- _Set task_
Every record here needs to be written out again exactly.

- _Exercise material_

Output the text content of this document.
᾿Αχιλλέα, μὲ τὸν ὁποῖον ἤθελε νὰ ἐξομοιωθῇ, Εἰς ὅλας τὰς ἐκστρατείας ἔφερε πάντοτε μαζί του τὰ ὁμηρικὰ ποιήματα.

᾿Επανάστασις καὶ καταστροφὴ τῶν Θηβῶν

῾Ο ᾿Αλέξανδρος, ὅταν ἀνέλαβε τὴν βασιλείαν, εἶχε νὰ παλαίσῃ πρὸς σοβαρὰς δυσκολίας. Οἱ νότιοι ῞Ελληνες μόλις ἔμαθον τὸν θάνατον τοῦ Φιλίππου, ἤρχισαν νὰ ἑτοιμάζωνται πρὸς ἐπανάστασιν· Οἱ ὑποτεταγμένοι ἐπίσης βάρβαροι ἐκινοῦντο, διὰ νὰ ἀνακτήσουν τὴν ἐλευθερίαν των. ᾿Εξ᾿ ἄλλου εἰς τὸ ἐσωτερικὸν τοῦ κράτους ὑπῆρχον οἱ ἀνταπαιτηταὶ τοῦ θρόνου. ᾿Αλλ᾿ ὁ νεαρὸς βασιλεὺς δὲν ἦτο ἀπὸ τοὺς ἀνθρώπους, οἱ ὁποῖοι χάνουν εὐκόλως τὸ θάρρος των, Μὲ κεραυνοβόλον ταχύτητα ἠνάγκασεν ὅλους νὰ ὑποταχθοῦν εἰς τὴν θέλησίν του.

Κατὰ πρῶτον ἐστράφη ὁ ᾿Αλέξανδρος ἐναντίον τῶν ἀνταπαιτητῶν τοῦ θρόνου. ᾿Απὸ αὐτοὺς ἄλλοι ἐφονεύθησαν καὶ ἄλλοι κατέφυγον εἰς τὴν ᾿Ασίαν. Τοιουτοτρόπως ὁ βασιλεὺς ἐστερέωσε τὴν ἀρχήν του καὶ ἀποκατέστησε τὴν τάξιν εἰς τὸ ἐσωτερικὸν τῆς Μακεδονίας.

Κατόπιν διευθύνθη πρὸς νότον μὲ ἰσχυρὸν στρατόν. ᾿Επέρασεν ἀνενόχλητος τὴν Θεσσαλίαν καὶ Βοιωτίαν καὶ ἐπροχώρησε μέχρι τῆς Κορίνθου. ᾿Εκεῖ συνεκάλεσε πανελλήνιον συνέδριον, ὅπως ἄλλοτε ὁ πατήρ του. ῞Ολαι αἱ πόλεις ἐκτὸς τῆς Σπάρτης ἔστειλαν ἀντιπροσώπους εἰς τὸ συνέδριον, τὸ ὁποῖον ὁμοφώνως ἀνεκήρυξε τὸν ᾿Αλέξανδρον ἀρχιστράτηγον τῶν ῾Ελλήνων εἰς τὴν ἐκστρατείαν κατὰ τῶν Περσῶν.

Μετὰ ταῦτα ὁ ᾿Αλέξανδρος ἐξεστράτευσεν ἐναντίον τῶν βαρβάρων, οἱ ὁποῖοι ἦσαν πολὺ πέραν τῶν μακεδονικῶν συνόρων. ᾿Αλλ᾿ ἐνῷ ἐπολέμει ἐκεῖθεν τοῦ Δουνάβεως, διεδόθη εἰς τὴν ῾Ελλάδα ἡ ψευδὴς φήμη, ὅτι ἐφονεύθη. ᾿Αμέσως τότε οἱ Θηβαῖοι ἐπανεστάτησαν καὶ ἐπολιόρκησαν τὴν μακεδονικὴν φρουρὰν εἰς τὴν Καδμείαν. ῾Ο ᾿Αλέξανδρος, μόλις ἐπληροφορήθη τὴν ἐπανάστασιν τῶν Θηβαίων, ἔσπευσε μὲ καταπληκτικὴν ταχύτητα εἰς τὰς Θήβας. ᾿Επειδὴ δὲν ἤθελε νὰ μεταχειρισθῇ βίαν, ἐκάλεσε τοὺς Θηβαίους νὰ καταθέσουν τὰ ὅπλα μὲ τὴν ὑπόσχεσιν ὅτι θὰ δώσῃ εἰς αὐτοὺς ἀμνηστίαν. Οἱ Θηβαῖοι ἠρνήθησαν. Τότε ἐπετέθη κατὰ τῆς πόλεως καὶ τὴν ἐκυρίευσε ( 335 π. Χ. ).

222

- _Solution_
Output the text content of this document.
᾿Αχιλλέα, μὲ τὸν ὁποῖον ἤθελε νὰ ἐξομοιωθῇ, Εἰς ὅλας τὰς ἐκστρατείας ἔφερε πάντοτε μαζί του τὰ ὁμηρικὰ ποιήματα.

᾿Επανάστασις καὶ καταστροφὴ τῶν Θηβῶν

῾Ο ᾿Αλέξανδρος, ὅταν ἀνέλαβε τὴν βασιλείαν, εἶχε νὰ παλαίσῃ πρὸς σοβαρὰς δυσκολίας. Οἱ νότιοι ῞Ελληνες μόλις ἔμαθον τὸν θάνατον τοῦ Φιλίππου, ἤρχισαν νὰ ἑτοιμάζωνται πρὸς ἐπανάστασιν· Οἱ ὑποτεταγμένοι ἐπίσης βάρβαροι ἐκινοῦντο, διὰ νὰ ἀνακτήσουν τὴν ἐλευθερίαν των. ᾿Εξ᾿ ἄλλου εἰς τὸ ἐσωτερικὸν τοῦ κράτους ὑπῆρχον οἱ ἀνταπαιτηταὶ τοῦ θρόνου. ᾿Αλλ᾿ ὁ νεαρὸς βασιλεὺς δὲν ἦτο ἀπὸ τοὺς ἀνθρώπους, οἱ ὁποῖοι χάνουν εὐκόλως τὸ θάρρος των, Μὲ κεραυνοβόλον ταχύτητα ἠνάγκασεν ὅλους νὰ ὑποταχθοῦν εἰς τὴν θέλησίν του.

Κατὰ πρῶτον ἐστράφη ὁ ᾿Αλέξανδρος ἐναντίον τῶν ἀνταπαιτητῶν τοῦ θρόνου. ᾿Απὸ αὐτοὺς ἄλλοι ἐφονεύθησαν καὶ ἄλλοι κατέφυγον εἰς τὴν ᾿Ασίαν. Τοιουτοτρόπως ὁ βασιλεὺς ἐστερέωσε τὴν ἀρχήν του καὶ ἀποκατέστησε τὴν τάξιν εἰς τὸ ἐσωτερικὸν τῆς Μακεδονίας.

Κατόπιν διευθύνθη πρὸς νότον μὲ ἰσχυρὸν στρατόν. ᾿Επέρασεν ἀνενόχλητος τὴν Θεσσαλίαν καὶ Βοιωτίαν καὶ ἐπροχώρησε μέχρι τῆς Κορίνθου. ᾿Εκεῖ συνεκάλεσε πανελλήνιον συνέδριον, ὅπως ἄλλοτε ὁ πατήρ του. ῞Ολαι αἱ πόλεις ἐκτὸς τῆς Σπάρτης ἔστειλαν ἀντιπροσώπους εἰς τὸ συνέδριον, τὸ ὁποῖον ὁμοφώνως ἀνεκήρυξε τὸν ᾿Αλέξανδρον ἀρχιστράτηγον τῶν ῾Ελλήνων εἰς τὴν ἐκστρατείαν κατὰ τῶν Περσῶν.

Μετὰ ταῦτα ὁ ᾿Αλέξανδρος ἐξεστράτευσεν ἐναντίον τῶν βαρβάρων, οἱ ὁποῖοι ἦσαν πολὺ πέραν τῶν μακεδονικῶν συνόρων. ᾿Αλλ᾿ ἐνῷ ἐπολέμει ἐκεῖθεν τοῦ Δουνάβεως, διεδόθη εἰς τὴν ῾Ελλάδα ἡ ψευδὴς φήμη, ὅτι ἐφονεύθη. ᾿Αμέσως τότε οἱ Θηβαῖοι ἐπανεστάτησαν καὶ ἐπολιόρκησαν τὴν μακεδονικὴν φρουρὰν εἰς τὴν Καδμείαν. ῾Ο ᾿Αλέξανδρος, μόλις ἐπληροφορήθη τὴν ἐπανάστασιν τῶν Θηβαίων, ἔσπευσε μὲ καταπληκτικὴν ταχύτητα εἰς τὰς Θήβας. ᾿Επειδὴ δὲν ἤθελε νὰ μεταχειρισθῇ βίαν, ἐκάλεσε τοὺς Θηβαίους νὰ καταθέσουν τὰ ὅπλα μὲ τὴν ὑπόσχεσιν ὅτι θὰ δώσῃ εἰς αὐτοὺς ἀμνηστίαν. Οἱ Θηβαῖοι ἠρνήθησαν. Τότε ἐπετέθη κατὰ τῆς πόλεως καὶ τὴν ἐκυρίευσε ( 335 π. Χ. ).

222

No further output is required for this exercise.